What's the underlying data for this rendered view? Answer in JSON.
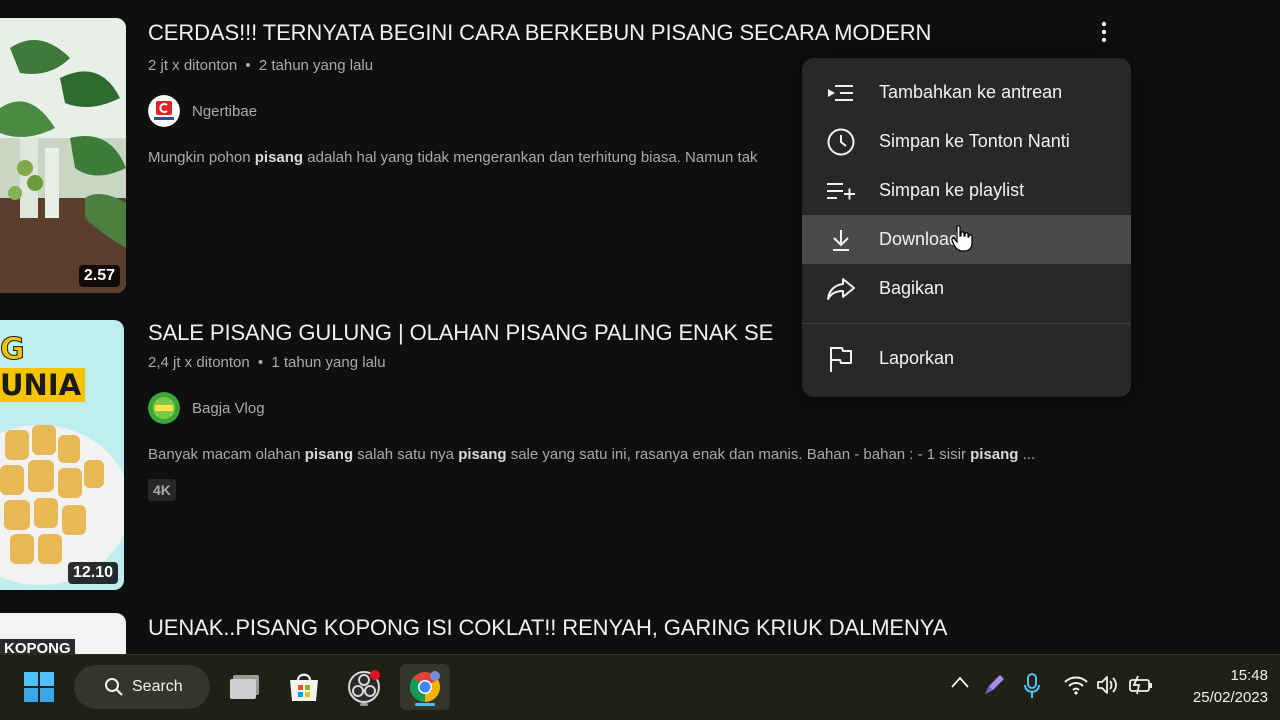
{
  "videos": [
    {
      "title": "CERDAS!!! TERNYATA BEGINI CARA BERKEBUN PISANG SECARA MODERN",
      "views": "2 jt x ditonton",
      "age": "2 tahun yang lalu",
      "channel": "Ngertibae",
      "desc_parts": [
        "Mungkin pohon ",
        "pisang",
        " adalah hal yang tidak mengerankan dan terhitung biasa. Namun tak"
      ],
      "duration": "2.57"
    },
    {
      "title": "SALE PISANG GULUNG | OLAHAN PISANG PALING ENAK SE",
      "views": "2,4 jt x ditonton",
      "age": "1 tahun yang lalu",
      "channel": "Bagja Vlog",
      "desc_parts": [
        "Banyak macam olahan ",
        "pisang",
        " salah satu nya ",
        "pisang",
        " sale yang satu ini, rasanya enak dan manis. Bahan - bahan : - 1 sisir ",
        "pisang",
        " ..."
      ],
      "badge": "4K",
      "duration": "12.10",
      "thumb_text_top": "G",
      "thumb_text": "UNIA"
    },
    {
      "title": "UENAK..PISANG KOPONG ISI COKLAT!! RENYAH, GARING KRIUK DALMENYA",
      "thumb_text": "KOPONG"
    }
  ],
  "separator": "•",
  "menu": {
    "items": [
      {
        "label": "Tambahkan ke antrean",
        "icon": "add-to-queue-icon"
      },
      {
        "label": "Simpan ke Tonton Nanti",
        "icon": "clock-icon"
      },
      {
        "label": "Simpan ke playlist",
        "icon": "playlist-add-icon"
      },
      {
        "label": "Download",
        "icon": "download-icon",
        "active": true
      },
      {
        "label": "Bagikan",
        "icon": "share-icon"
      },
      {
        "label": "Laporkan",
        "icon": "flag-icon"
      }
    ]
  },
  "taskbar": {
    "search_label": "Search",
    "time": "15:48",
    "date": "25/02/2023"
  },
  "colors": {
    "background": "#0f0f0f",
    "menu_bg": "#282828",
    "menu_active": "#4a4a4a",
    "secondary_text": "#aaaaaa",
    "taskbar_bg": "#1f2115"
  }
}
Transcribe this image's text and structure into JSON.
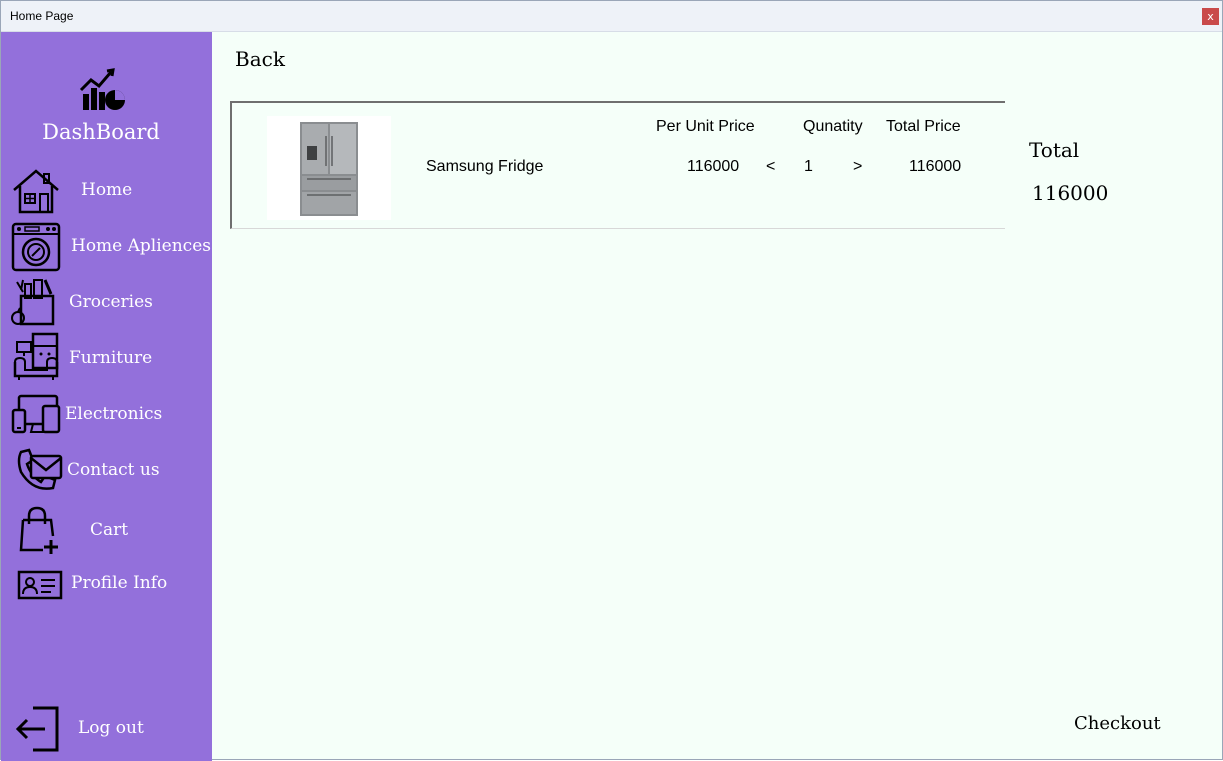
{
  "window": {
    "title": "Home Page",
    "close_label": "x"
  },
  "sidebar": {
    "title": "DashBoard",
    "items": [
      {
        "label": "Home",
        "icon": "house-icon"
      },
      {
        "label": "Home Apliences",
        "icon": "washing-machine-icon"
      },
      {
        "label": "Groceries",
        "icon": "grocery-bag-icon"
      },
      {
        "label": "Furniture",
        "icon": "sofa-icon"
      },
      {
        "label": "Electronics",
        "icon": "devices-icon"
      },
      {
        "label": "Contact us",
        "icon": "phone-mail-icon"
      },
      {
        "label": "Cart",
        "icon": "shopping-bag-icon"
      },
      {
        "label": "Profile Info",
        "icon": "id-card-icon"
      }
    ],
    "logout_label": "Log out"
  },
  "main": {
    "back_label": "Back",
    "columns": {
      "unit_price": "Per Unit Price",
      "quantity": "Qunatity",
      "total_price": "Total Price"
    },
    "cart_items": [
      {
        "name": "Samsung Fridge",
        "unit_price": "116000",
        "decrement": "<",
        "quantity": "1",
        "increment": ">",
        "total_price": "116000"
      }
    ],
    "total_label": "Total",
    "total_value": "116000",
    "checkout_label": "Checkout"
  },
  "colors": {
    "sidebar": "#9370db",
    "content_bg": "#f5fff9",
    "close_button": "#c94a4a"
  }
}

■ **Stated problem**
Every record above should be written out again without change, except that the pictures are left out.

■ **Exercise response**
What's the underlying data for this rendered view? Answer in JSON.
{
  "videos": [
    {
      "title": "CERDAS!!! TERNYATA BEGINI CARA BERKEBUN PISANG SECARA MODERN",
      "views": "2 jt x ditonton",
      "age": "2 tahun yang lalu",
      "channel": "Ngertibae",
      "desc_parts": [
        "Mungkin pohon ",
        "pisang",
        " adalah hal yang tidak mengerankan dan terhitung biasa. Namun tak"
      ],
      "duration": "2.57"
    },
    {
      "title": "SALE PISANG GULUNG | OLAHAN PISANG PALING ENAK SE",
      "views": "2,4 jt x ditonton",
      "age": "1 tahun yang lalu",
      "channel": "Bagja Vlog",
      "desc_parts": [
        "Banyak macam olahan ",
        "pisang",
        " salah satu nya ",
        "pisang",
        " sale yang satu ini, rasanya enak dan manis. Bahan - bahan : - 1 sisir ",
        "pisang",
        " ..."
      ],
      "badge": "4K",
      "duration": "12.10",
      "thumb_text_top": "G",
      "thumb_text": "UNIA"
    },
    {
      "title": "UENAK..PISANG KOPONG ISI COKLAT!! RENYAH, GARING KRIUK DALMENYA",
      "thumb_text": "KOPONG"
    }
  ],
  "separator": "•",
  "menu": {
    "items": [
      {
        "label": "Tambahkan ke antrean",
        "icon": "add-to-queue-icon"
      },
      {
        "label": "Simpan ke Tonton Nanti",
        "icon": "clock-icon"
      },
      {
        "label": "Simpan ke playlist",
        "icon": "playlist-add-icon"
      },
      {
        "label": "Download",
        "icon": "download-icon",
        "active": true
      },
      {
        "label": "Bagikan",
        "icon": "share-icon"
      },
      {
        "label": "Laporkan",
        "icon": "flag-icon"
      }
    ]
  },
  "taskbar": {
    "search_label": "Search",
    "time": "15:48",
    "date": "25/02/2023"
  },
  "colors": {
    "background": "#0f0f0f",
    "menu_bg": "#282828",
    "menu_active": "#4a4a4a",
    "secondary_text": "#aaaaaa",
    "taskbar_bg": "#1f2115"
  }
}
Transcribe this image's text and structure into JSON.
{
  "window": {
    "title": "Home Page",
    "close_label": "x"
  },
  "sidebar": {
    "title": "DashBoard",
    "items": [
      {
        "label": "Home",
        "icon": "house-icon"
      },
      {
        "label": "Home Apliences",
        "icon": "washing-machine-icon"
      },
      {
        "label": "Groceries",
        "icon": "grocery-bag-icon"
      },
      {
        "label": "Furniture",
        "icon": "sofa-icon"
      },
      {
        "label": "Electronics",
        "icon": "devices-icon"
      },
      {
        "label": "Contact us",
        "icon": "phone-mail-icon"
      },
      {
        "label": "Cart",
        "icon": "shopping-bag-icon"
      },
      {
        "label": "Profile Info",
        "icon": "id-card-icon"
      }
    ],
    "logout_label": "Log out"
  },
  "main": {
    "back_label": "Back",
    "columns": {
      "unit_price": "Per Unit Price",
      "quantity": "Qunatity",
      "total_price": "Total Price"
    },
    "cart_items": [
      {
        "name": "Samsung Fridge",
        "unit_price": "116000",
        "decrement": "<",
        "quantity": "1",
        "increment": ">",
        "total_price": "116000"
      }
    ],
    "total_label": "Total",
    "total_value": "116000",
    "checkout_label": "Checkout"
  },
  "colors": {
    "sidebar": "#9370db",
    "content_bg": "#f5fff9",
    "close_button": "#c94a4a"
  }
}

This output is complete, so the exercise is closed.